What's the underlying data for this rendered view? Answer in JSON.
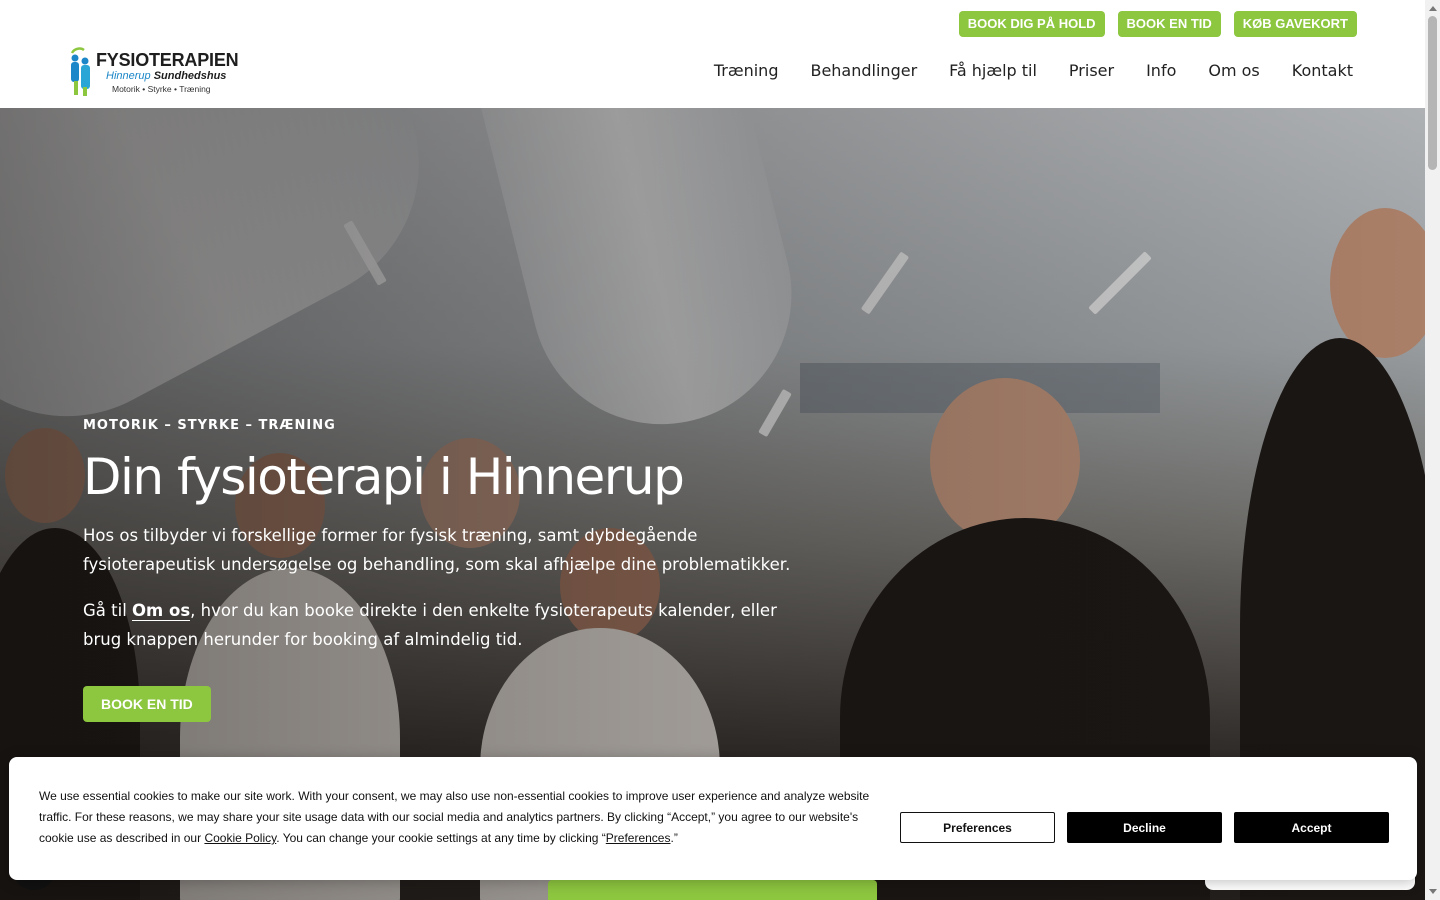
{
  "header": {
    "top_buttons": [
      "BOOK DIG PÅ HOLD",
      "BOOK EN TID",
      "KØB GAVEKORT"
    ],
    "logo": {
      "title": "FYSIOTERAPIEN",
      "sub_blue": "Hinnerup",
      "sub_bold": "Sundhedshus",
      "tagline": "Motorik • Styrke • Træning"
    },
    "nav": [
      "Træning",
      "Behandlinger",
      "Få hjælp til",
      "Priser",
      "Info",
      "Om os",
      "Kontakt"
    ]
  },
  "hero": {
    "eyebrow": "MOTORIK – STYRKE – TRÆNING",
    "title": "Din fysioterapi i Hinnerup",
    "paragraph1": "Hos os tilbyder vi forskellige former for fysisk træning, samt dybdegående fysioterapeutisk undersøgelse og behandling, som skal afhjælpe dine problematikker.",
    "p2_before": "Gå til ",
    "p2_link": "Om os",
    "p2_after": ", hvor du kan booke direkte i den enkelte fysioterapeuts kalender, eller brug knappen herunder for booking af almindelig tid.",
    "cta": "BOOK EN TID"
  },
  "cookie": {
    "text_part1": "We use essential cookies to make our site work. With your consent, we may also use non-essential cookies to improve user experience and analyze website traffic. For these reasons, we may share your site usage data with our social media and analytics partners. By clicking “Accept,” you agree to our website's cookie use as described in our ",
    "policy_link": "Cookie Policy",
    "text_part2": ". You can change your cookie settings at any time by clicking “",
    "preferences_link": "Preferences",
    "text_part3": ".”",
    "buttons": {
      "preferences": "Preferences",
      "decline": "Decline",
      "accept": "Accept"
    }
  },
  "colors": {
    "brand_green": "#8dc63f",
    "dark": "#000000",
    "logo_blue": "#1b86c8"
  }
}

· · · · · · ·

### DIRECTIVE:
Locate each line with the word "Accept" and copy it.

### ANSWER IN FULL:
    "text_part1": "We use essential cookies to make our site work. With your consent, we may also use non-essential cookies to improve user experience and analyze website traffic. For these reasons, we may share your site usage data with our social media and analytics partners. By clicking “Accept,” you agree to our website's cookie use as described in our ",
      "accept": "Accept"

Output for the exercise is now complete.